═════ Records supplied
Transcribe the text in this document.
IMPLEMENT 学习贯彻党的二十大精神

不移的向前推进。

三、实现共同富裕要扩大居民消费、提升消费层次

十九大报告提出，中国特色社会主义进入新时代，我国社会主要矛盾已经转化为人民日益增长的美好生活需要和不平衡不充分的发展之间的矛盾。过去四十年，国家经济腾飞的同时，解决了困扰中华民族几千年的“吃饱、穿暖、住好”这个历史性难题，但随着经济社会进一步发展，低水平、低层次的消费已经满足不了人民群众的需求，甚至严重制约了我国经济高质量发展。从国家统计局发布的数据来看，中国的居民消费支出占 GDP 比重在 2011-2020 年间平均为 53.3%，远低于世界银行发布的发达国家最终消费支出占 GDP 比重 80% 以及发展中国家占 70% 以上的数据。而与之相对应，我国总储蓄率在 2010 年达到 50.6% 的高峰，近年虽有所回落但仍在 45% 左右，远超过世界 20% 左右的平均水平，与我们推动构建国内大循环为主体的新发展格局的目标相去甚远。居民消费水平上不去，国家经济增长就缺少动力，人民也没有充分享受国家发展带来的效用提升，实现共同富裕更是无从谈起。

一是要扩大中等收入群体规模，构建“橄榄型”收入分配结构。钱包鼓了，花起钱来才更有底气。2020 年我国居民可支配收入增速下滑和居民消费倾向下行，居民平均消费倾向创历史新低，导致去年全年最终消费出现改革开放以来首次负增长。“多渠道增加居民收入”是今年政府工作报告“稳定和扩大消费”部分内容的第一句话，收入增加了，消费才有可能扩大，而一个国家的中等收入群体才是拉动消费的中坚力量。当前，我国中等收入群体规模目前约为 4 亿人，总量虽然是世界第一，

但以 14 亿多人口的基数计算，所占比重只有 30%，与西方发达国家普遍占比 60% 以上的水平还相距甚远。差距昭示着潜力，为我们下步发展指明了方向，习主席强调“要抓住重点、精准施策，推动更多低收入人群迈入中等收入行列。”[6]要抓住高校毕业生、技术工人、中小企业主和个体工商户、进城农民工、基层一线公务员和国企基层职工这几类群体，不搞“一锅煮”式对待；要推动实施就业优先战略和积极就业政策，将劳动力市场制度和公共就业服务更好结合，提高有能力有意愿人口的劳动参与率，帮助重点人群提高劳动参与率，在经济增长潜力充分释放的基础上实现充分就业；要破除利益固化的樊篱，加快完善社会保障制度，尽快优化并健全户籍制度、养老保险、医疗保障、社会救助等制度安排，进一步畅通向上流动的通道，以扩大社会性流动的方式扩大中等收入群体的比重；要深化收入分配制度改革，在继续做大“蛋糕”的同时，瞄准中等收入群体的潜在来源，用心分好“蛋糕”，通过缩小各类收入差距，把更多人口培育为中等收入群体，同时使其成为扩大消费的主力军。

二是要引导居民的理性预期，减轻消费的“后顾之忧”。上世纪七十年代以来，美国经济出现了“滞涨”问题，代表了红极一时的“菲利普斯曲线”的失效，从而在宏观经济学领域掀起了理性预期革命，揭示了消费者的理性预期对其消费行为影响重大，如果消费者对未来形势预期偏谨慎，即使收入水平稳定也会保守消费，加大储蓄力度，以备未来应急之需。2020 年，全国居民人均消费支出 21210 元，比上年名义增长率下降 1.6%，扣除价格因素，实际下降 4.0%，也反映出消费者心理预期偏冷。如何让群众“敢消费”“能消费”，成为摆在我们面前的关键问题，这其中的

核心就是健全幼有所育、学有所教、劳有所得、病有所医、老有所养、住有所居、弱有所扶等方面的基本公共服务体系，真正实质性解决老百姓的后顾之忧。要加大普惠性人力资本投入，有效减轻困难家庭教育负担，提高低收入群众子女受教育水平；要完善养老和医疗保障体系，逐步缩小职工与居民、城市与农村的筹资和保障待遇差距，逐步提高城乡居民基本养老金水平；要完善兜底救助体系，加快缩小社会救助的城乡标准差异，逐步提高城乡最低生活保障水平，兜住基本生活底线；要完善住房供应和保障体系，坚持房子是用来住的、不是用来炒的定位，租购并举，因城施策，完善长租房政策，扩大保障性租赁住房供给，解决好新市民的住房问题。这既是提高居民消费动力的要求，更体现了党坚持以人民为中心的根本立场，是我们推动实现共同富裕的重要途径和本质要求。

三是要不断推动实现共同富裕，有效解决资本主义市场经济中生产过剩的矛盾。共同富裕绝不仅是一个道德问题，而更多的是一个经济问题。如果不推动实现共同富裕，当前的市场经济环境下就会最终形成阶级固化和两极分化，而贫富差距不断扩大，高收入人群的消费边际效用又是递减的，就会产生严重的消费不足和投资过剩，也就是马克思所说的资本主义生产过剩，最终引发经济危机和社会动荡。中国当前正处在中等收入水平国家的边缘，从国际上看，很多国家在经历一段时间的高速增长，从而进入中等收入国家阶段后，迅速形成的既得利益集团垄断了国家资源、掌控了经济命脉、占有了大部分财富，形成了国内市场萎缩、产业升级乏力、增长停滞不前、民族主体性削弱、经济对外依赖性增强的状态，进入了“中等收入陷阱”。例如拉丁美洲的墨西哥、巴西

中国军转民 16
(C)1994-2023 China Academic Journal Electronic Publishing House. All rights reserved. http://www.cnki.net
══════════
Word for word, quote all of the data above.

Transcribe the text in this document.
IMPLEMENT 学习贯彻党的二十大精神

不移的向前推进。

三、实现共同富裕要扩大居民消费、提升消费层次

十九大报告提出，中国特色社会主义进入新时代，我国社会主要矛盾已经转化为人民日益增长的美好生活需要和不平衡不充分的发展之间的矛盾。过去四十年，国家经济腾飞的同时，解决了困扰中华民族几千年的“吃饱、穿暖、住好”这个历史性难题，但随着经济社会进一步发展，低水平、低层次的消费已经满足不了人民群众的需求，甚至严重制约了我国经济高质量发展。从国家统计局发布的数据来看，中国的居民消费支出占 GDP 比重在 2011-2020 年间平均为 53.3%，远低于世界银行发布的发达国家最终消费支出占 GDP 比重 80% 以及发展中国家占 70% 以上的数据。而与之相对应，我国总储蓄率在 2010 年达到 50.6% 的高峰，近年虽有所回落但仍在 45% 左右，远超过世界 20% 左右的平均水平，与我们推动构建国内大循环为主体的新发展格局的目标相去甚远。居民消费水平上不去，国家经济增长就缺少动力，人民也没有充分享受国家发展带来的效用提升，实现共同富裕更是无从谈起。

一是要扩大中等收入群体规模，构建“橄榄型”收入分配结构。钱包鼓了，花起钱来才更有底气。2020 年我国居民可支配收入增速下滑和居民消费倾向下行，居民平均消费倾向创历史新低，导致去年全年最终消费出现改革开放以来首次负增长。“多渠道增加居民收入”是今年政府工作报告“稳定和扩大消费”部分内容的第一句话，收入增加了，消费才有可能扩大，而一个国家的中等收入群体才是拉动消费的中坚力量。当前，我国中等收入群体规模目前约为 4 亿人，总量虽然是世界第一，

但以 14 亿多人口的基数计算，所占比重只有 30%，与西方发达国家普遍占比 60% 以上的水平还相距甚远。差距昭示着潜力，为我们下步发展指明了方向，习主席强调“要抓住重点、精准施策，推动更多低收入人群迈入中等收入行列。”[6]要抓住高校毕业生、技术工人、中小企业主和个体工商户、进城农民工、基层一线公务员和国企基层职工这几类群体，不搞“一锅煮”式对待；要推动实施就业优先战略和积极就业政策，将劳动力市场制度和公共就业服务更好结合，提高有能力有意愿人口的劳动参与率，帮助重点人群提高劳动参与率，在经济增长潜力充分释放的基础上实现充分就业；要破除利益固化的樊篱，加快完善社会保障制度，尽快优化并健全户籍制度、养老保险、医疗保障、社会救助等制度安排，进一步畅通向上流动的通道，以扩大社会性流动的方式扩大中等收入群体的比重；要深化收入分配制度改革，在继续做大“蛋糕”的同时，瞄准中等收入群体的潜在来源，用心分好“蛋糕”，通过缩小各类收入差距，把更多人口培育为中等收入群体，同时使其成为扩大消费的主力军。

二是要引导居民的理性预期，减轻消费的“后顾之忧”。上世纪七十年代以来，美国经济出现了“滞涨”问题，代表了红极一时的“菲利普斯曲线”的失效，从而在宏观经济学领域掀起了理性预期革命，揭示了消费者的理性预期对其消费行为影响重大，如果消费者对未来形势预期偏谨慎，即使收入水平稳定也会保守消费，加大储蓄力度，以备未来应急之需。2020 年，全国居民人均消费支出 21210 元，比上年名义增长率下降 1.6%，扣除价格因素，实际下降 4.0%，也反映出消费者心理预期偏冷。如何让群众“敢消费”“能消费”，成为摆在我们面前的关键问题，这其中的

核心就是健全幼有所育、学有所教、劳有所得、病有所医、老有所养、住有所居、弱有所扶等方面的基本公共服务体系，真正实质性解决老百姓的后顾之忧。要加大普惠性人力资本投入，有效减轻困难家庭教育负担，提高低收入群众子女受教育水平；要完善养老和医疗保障体系，逐步缩小职工与居民、城市与农村的筹资和保障待遇差距，逐步提高城乡居民基本养老金水平；要完善兜底救助体系，加快缩小社会救助的城乡标准差异，逐步提高城乡最低生活保障水平，兜住基本生活底线；要完善住房供应和保障体系，坚持房子是用来住的、不是用来炒的定位，租购并举，因城施策，完善长租房政策，扩大保障性租赁住房供给，解决好新市民的住房问题。这既是提高居民消费动力的要求，更体现了党坚持以人民为中心的根本立场，是我们推动实现共同富裕的重要途径和本质要求。

三是要不断推动实现共同富裕，有效解决资本主义市场经济中生产过剩的矛盾。共同富裕绝不仅是一个道德问题，而更多的是一个经济问题。如果不推动实现共同富裕，当前的市场经济环境下就会最终形成阶级固化和两极分化，而贫富差距不断扩大，高收入人群的消费边际效用又是递减的，就会产生严重的消费不足和投资过剩，也就是马克思所说的资本主义生产过剩，最终引发经济危机和社会动荡。中国当前正处在中等收入水平国家的边缘，从国际上看，很多国家在经历一段时间的高速增长，从而进入中等收入国家阶段后，迅速形成的既得利益集团垄断了国家资源、掌控了经济命脉、占有了大部分财富，形成了国内市场萎缩、产业升级乏力、增长停滞不前、民族主体性削弱、经济对外依赖性增强的状态，进入了“中等收入陷阱”。例如拉丁美洲的墨西哥、巴西

中国军转民 16
(C)1994-2023 China Academic Journal Electronic Publishing House. All rights reserved. http://www.cnki.net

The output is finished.